Return all of the data exactly, with nothing left out but the pictures.

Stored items
>> start
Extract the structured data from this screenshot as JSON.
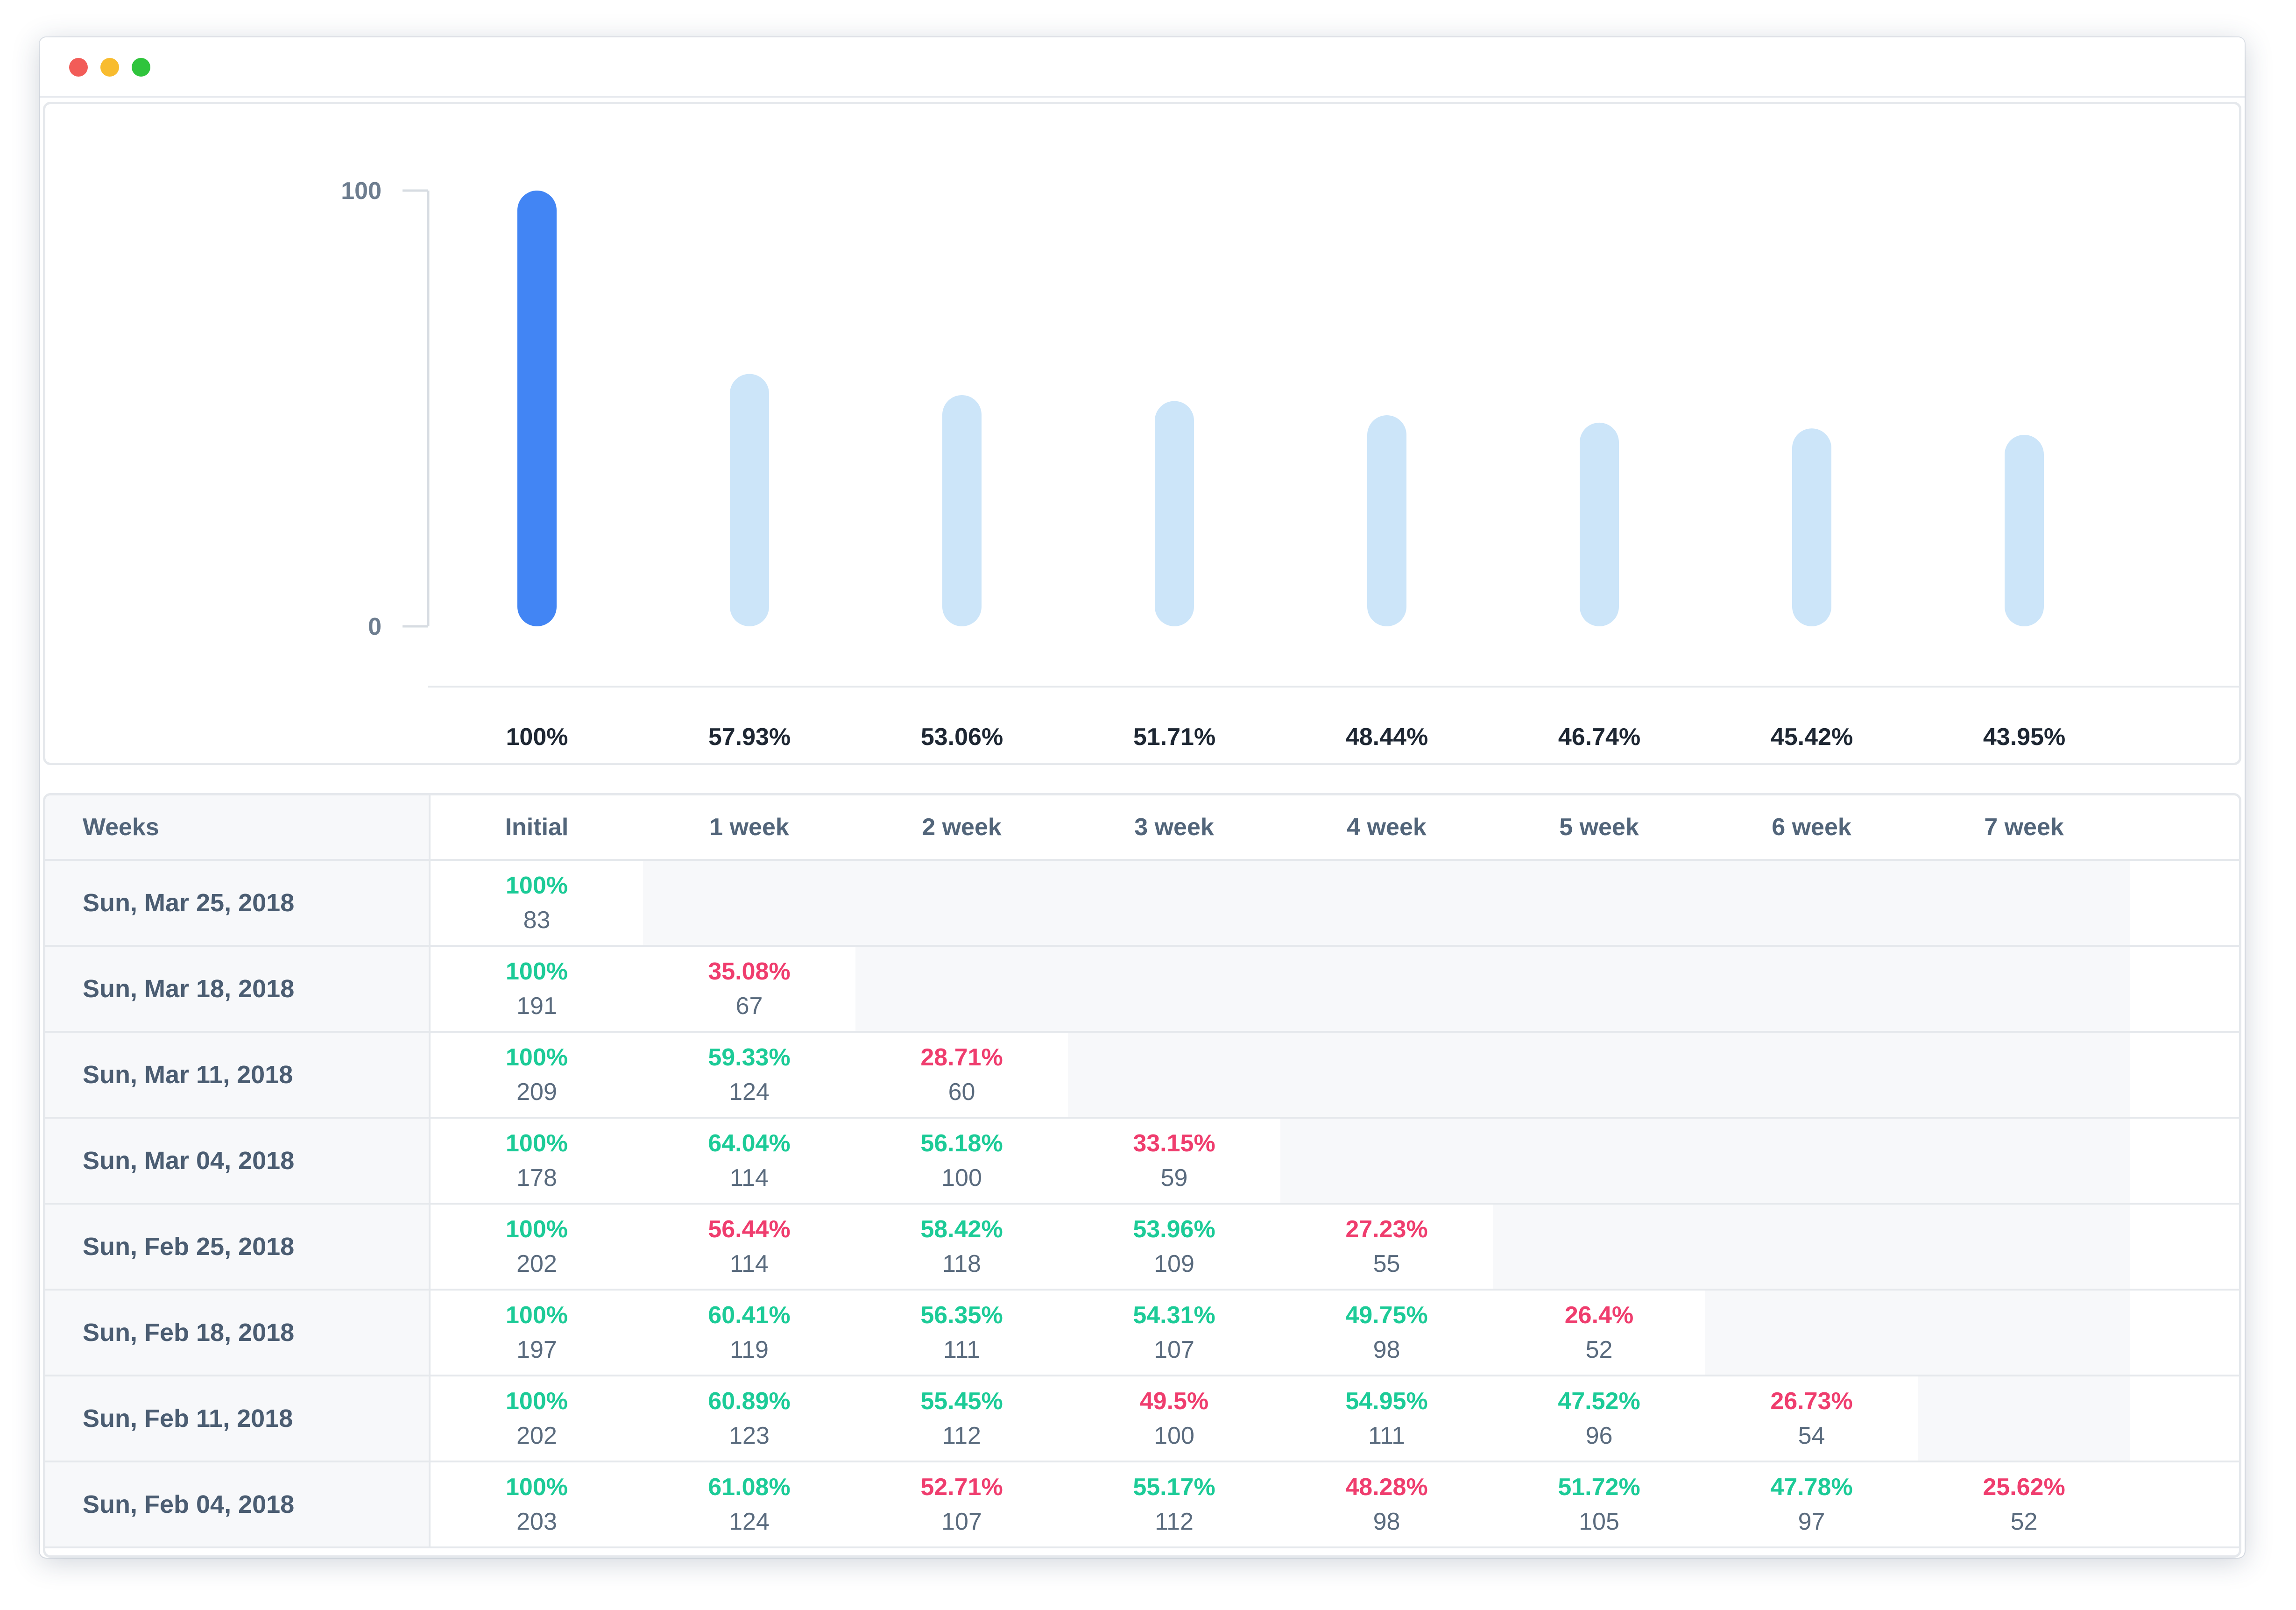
{
  "window": {
    "controls": {
      "close_color": "#f25c58",
      "minimize_color": "#f8bc2f",
      "maximize_color": "#2fc43c"
    }
  },
  "colors": {
    "highlight_bar": "#4285f4",
    "bar": "#cce5f9",
    "positive": "#1ccb97",
    "negative": "#ef3d6e"
  },
  "chart_data": {
    "type": "bar",
    "categories": [
      "Initial",
      "1 week",
      "2 week",
      "3 week",
      "4 week",
      "5 week",
      "6 week",
      "7 week"
    ],
    "values": [
      100,
      57.93,
      53.06,
      51.71,
      48.44,
      46.74,
      45.42,
      43.95
    ],
    "value_labels": [
      "100%",
      "57.93%",
      "53.06%",
      "51.71%",
      "48.44%",
      "46.74%",
      "45.42%",
      "43.95%"
    ],
    "ylim": [
      0,
      100
    ],
    "yticks": [
      "0",
      "100"
    ],
    "highlighted_index": 0,
    "grid": false,
    "legend": "none"
  },
  "table": {
    "header": [
      "Weeks",
      "Initial",
      "1 week",
      "2 week",
      "3 week",
      "4 week",
      "5 week",
      "6 week",
      "7 week"
    ],
    "rows": [
      {
        "label": "Sun, Mar 25, 2018",
        "cells": [
          {
            "pct": "100%",
            "count": "83",
            "trend": "positive"
          }
        ]
      },
      {
        "label": "Sun, Mar 18, 2018",
        "cells": [
          {
            "pct": "100%",
            "count": "191",
            "trend": "positive"
          },
          {
            "pct": "35.08%",
            "count": "67",
            "trend": "negative"
          }
        ]
      },
      {
        "label": "Sun, Mar 11, 2018",
        "cells": [
          {
            "pct": "100%",
            "count": "209",
            "trend": "positive"
          },
          {
            "pct": "59.33%",
            "count": "124",
            "trend": "positive"
          },
          {
            "pct": "28.71%",
            "count": "60",
            "trend": "negative"
          }
        ]
      },
      {
        "label": "Sun, Mar 04, 2018",
        "cells": [
          {
            "pct": "100%",
            "count": "178",
            "trend": "positive"
          },
          {
            "pct": "64.04%",
            "count": "114",
            "trend": "positive"
          },
          {
            "pct": "56.18%",
            "count": "100",
            "trend": "positive"
          },
          {
            "pct": "33.15%",
            "count": "59",
            "trend": "negative"
          }
        ]
      },
      {
        "label": "Sun, Feb 25, 2018",
        "cells": [
          {
            "pct": "100%",
            "count": "202",
            "trend": "positive"
          },
          {
            "pct": "56.44%",
            "count": "114",
            "trend": "negative"
          },
          {
            "pct": "58.42%",
            "count": "118",
            "trend": "positive"
          },
          {
            "pct": "53.96%",
            "count": "109",
            "trend": "positive"
          },
          {
            "pct": "27.23%",
            "count": "55",
            "trend": "negative"
          }
        ]
      },
      {
        "label": "Sun, Feb 18, 2018",
        "cells": [
          {
            "pct": "100%",
            "count": "197",
            "trend": "positive"
          },
          {
            "pct": "60.41%",
            "count": "119",
            "trend": "positive"
          },
          {
            "pct": "56.35%",
            "count": "111",
            "trend": "positive"
          },
          {
            "pct": "54.31%",
            "count": "107",
            "trend": "positive"
          },
          {
            "pct": "49.75%",
            "count": "98",
            "trend": "positive"
          },
          {
            "pct": "26.4%",
            "count": "52",
            "trend": "negative"
          }
        ]
      },
      {
        "label": "Sun, Feb 11, 2018",
        "cells": [
          {
            "pct": "100%",
            "count": "202",
            "trend": "positive"
          },
          {
            "pct": "60.89%",
            "count": "123",
            "trend": "positive"
          },
          {
            "pct": "55.45%",
            "count": "112",
            "trend": "positive"
          },
          {
            "pct": "49.5%",
            "count": "100",
            "trend": "negative"
          },
          {
            "pct": "54.95%",
            "count": "111",
            "trend": "positive"
          },
          {
            "pct": "47.52%",
            "count": "96",
            "trend": "positive"
          },
          {
            "pct": "26.73%",
            "count": "54",
            "trend": "negative"
          }
        ]
      },
      {
        "label": "Sun, Feb 04, 2018",
        "cells": [
          {
            "pct": "100%",
            "count": "203",
            "trend": "positive"
          },
          {
            "pct": "61.08%",
            "count": "124",
            "trend": "positive"
          },
          {
            "pct": "52.71%",
            "count": "107",
            "trend": "negative"
          },
          {
            "pct": "55.17%",
            "count": "112",
            "trend": "positive"
          },
          {
            "pct": "48.28%",
            "count": "98",
            "trend": "negative"
          },
          {
            "pct": "51.72%",
            "count": "105",
            "trend": "positive"
          },
          {
            "pct": "47.78%",
            "count": "97",
            "trend": "positive"
          },
          {
            "pct": "25.62%",
            "count": "52",
            "trend": "negative"
          }
        ]
      }
    ]
  }
}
>> end
*Task output*
Extract the structured data from this screenshot as JSON.
{
  "window": {
    "controls": {
      "close_color": "#f25c58",
      "minimize_color": "#f8bc2f",
      "maximize_color": "#2fc43c"
    }
  },
  "colors": {
    "highlight_bar": "#4285f4",
    "bar": "#cce5f9",
    "positive": "#1ccb97",
    "negative": "#ef3d6e"
  },
  "chart_data": {
    "type": "bar",
    "categories": [
      "Initial",
      "1 week",
      "2 week",
      "3 week",
      "4 week",
      "5 week",
      "6 week",
      "7 week"
    ],
    "values": [
      100,
      57.93,
      53.06,
      51.71,
      48.44,
      46.74,
      45.42,
      43.95
    ],
    "value_labels": [
      "100%",
      "57.93%",
      "53.06%",
      "51.71%",
      "48.44%",
      "46.74%",
      "45.42%",
      "43.95%"
    ],
    "ylim": [
      0,
      100
    ],
    "yticks": [
      "0",
      "100"
    ],
    "highlighted_index": 0,
    "grid": false,
    "legend": "none"
  },
  "table": {
    "header": [
      "Weeks",
      "Initial",
      "1 week",
      "2 week",
      "3 week",
      "4 week",
      "5 week",
      "6 week",
      "7 week"
    ],
    "rows": [
      {
        "label": "Sun, Mar 25, 2018",
        "cells": [
          {
            "pct": "100%",
            "count": "83",
            "trend": "positive"
          }
        ]
      },
      {
        "label": "Sun, Mar 18, 2018",
        "cells": [
          {
            "pct": "100%",
            "count": "191",
            "trend": "positive"
          },
          {
            "pct": "35.08%",
            "count": "67",
            "trend": "negative"
          }
        ]
      },
      {
        "label": "Sun, Mar 11, 2018",
        "cells": [
          {
            "pct": "100%",
            "count": "209",
            "trend": "positive"
          },
          {
            "pct": "59.33%",
            "count": "124",
            "trend": "positive"
          },
          {
            "pct": "28.71%",
            "count": "60",
            "trend": "negative"
          }
        ]
      },
      {
        "label": "Sun, Mar 04, 2018",
        "cells": [
          {
            "pct": "100%",
            "count": "178",
            "trend": "positive"
          },
          {
            "pct": "64.04%",
            "count": "114",
            "trend": "positive"
          },
          {
            "pct": "56.18%",
            "count": "100",
            "trend": "positive"
          },
          {
            "pct": "33.15%",
            "count": "59",
            "trend": "negative"
          }
        ]
      },
      {
        "label": "Sun, Feb 25, 2018",
        "cells": [
          {
            "pct": "100%",
            "count": "202",
            "trend": "positive"
          },
          {
            "pct": "56.44%",
            "count": "114",
            "trend": "negative"
          },
          {
            "pct": "58.42%",
            "count": "118",
            "trend": "positive"
          },
          {
            "pct": "53.96%",
            "count": "109",
            "trend": "positive"
          },
          {
            "pct": "27.23%",
            "count": "55",
            "trend": "negative"
          }
        ]
      },
      {
        "label": "Sun, Feb 18, 2018",
        "cells": [
          {
            "pct": "100%",
            "count": "197",
            "trend": "positive"
          },
          {
            "pct": "60.41%",
            "count": "119",
            "trend": "positive"
          },
          {
            "pct": "56.35%",
            "count": "111",
            "trend": "positive"
          },
          {
            "pct": "54.31%",
            "count": "107",
            "trend": "positive"
          },
          {
            "pct": "49.75%",
            "count": "98",
            "trend": "positive"
          },
          {
            "pct": "26.4%",
            "count": "52",
            "trend": "negative"
          }
        ]
      },
      {
        "label": "Sun, Feb 11, 2018",
        "cells": [
          {
            "pct": "100%",
            "count": "202",
            "trend": "positive"
          },
          {
            "pct": "60.89%",
            "count": "123",
            "trend": "positive"
          },
          {
            "pct": "55.45%",
            "count": "112",
            "trend": "positive"
          },
          {
            "pct": "49.5%",
            "count": "100",
            "trend": "negative"
          },
          {
            "pct": "54.95%",
            "count": "111",
            "trend": "positive"
          },
          {
            "pct": "47.52%",
            "count": "96",
            "trend": "positive"
          },
          {
            "pct": "26.73%",
            "count": "54",
            "trend": "negative"
          }
        ]
      },
      {
        "label": "Sun, Feb 04, 2018",
        "cells": [
          {
            "pct": "100%",
            "count": "203",
            "trend": "positive"
          },
          {
            "pct": "61.08%",
            "count": "124",
            "trend": "positive"
          },
          {
            "pct": "52.71%",
            "count": "107",
            "trend": "negative"
          },
          {
            "pct": "55.17%",
            "count": "112",
            "trend": "positive"
          },
          {
            "pct": "48.28%",
            "count": "98",
            "trend": "negative"
          },
          {
            "pct": "51.72%",
            "count": "105",
            "trend": "positive"
          },
          {
            "pct": "47.78%",
            "count": "97",
            "trend": "positive"
          },
          {
            "pct": "25.62%",
            "count": "52",
            "trend": "negative"
          }
        ]
      }
    ]
  }
}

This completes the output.